* _THE PROBLEM_
Go through the data below and copy it exactly, skipping every picture.

Figure content listings:
----------------
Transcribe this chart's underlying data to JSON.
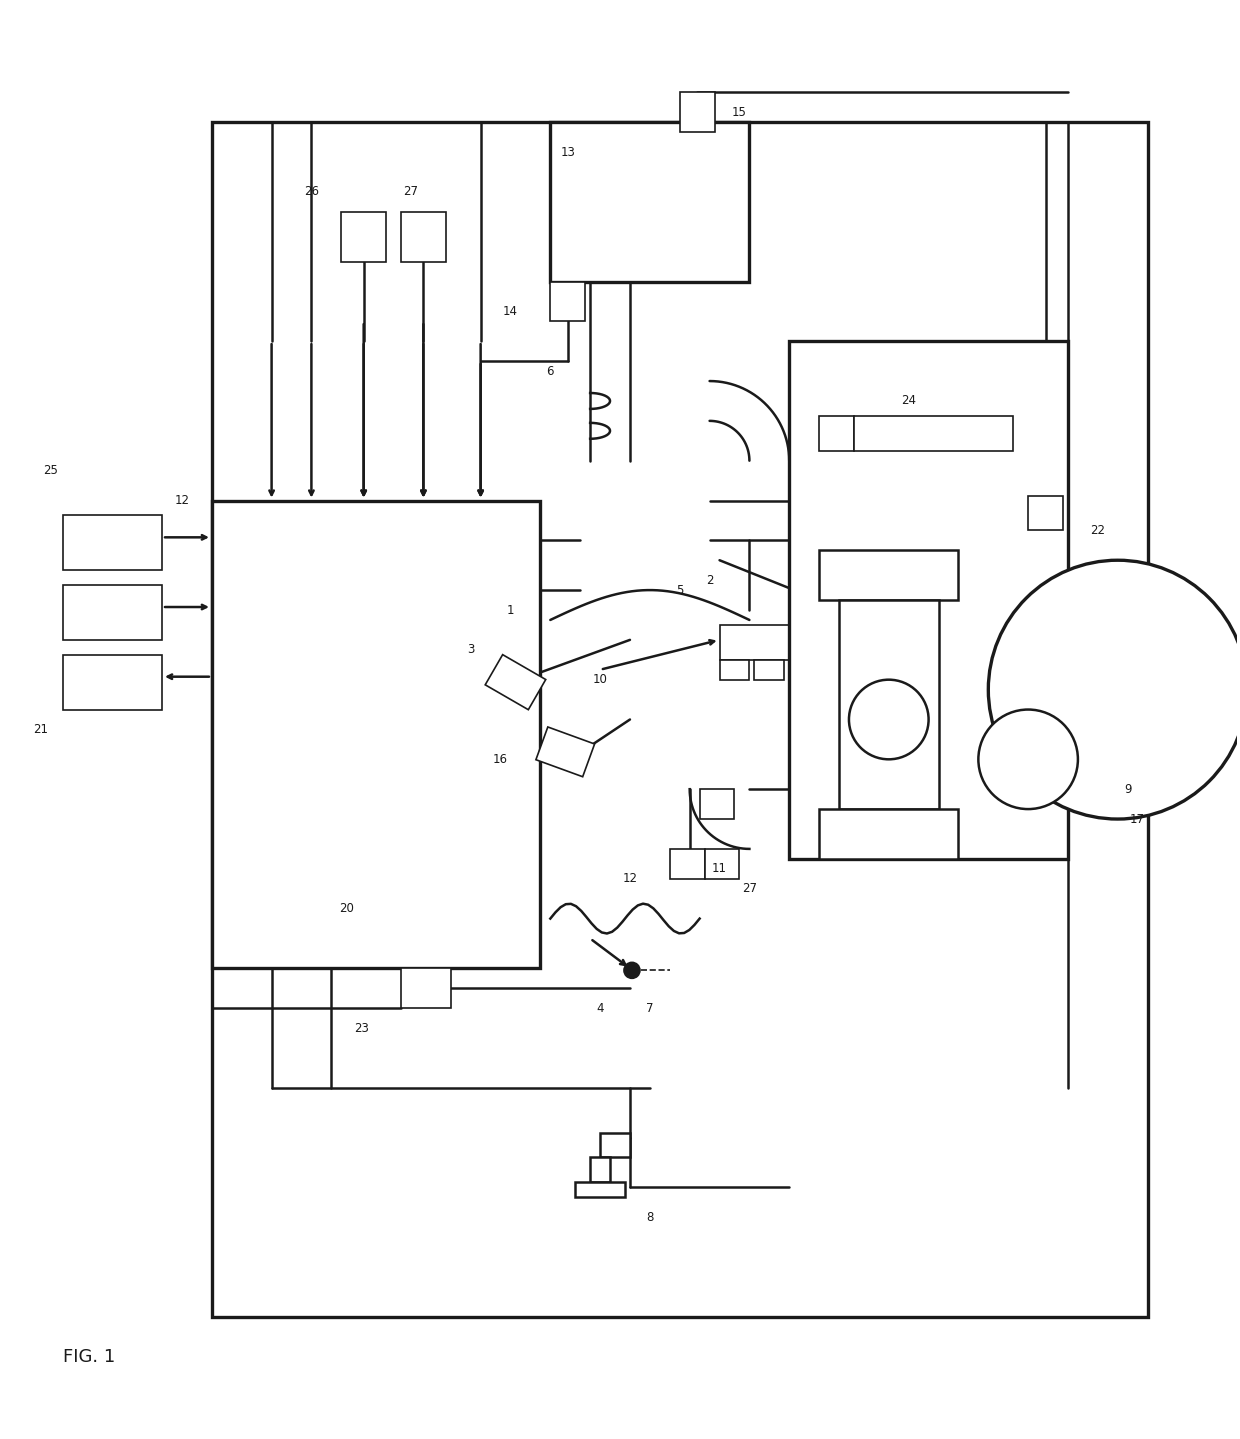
{
  "bg": "#ffffff",
  "lc": "#1a1a1a",
  "fig_label": "FIG. 1",
  "xlim": [
    0,
    124
  ],
  "ylim": [
    0,
    144
  ]
}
----------------
* _TASK RESULT_
Transcribe this chart's underlying data to JSON.
{
  "bg": "#ffffff",
  "lc": "#1a1a1a",
  "fig_label": "FIG. 1",
  "xlim": [
    0,
    124
  ],
  "ylim": [
    0,
    144
  ]
}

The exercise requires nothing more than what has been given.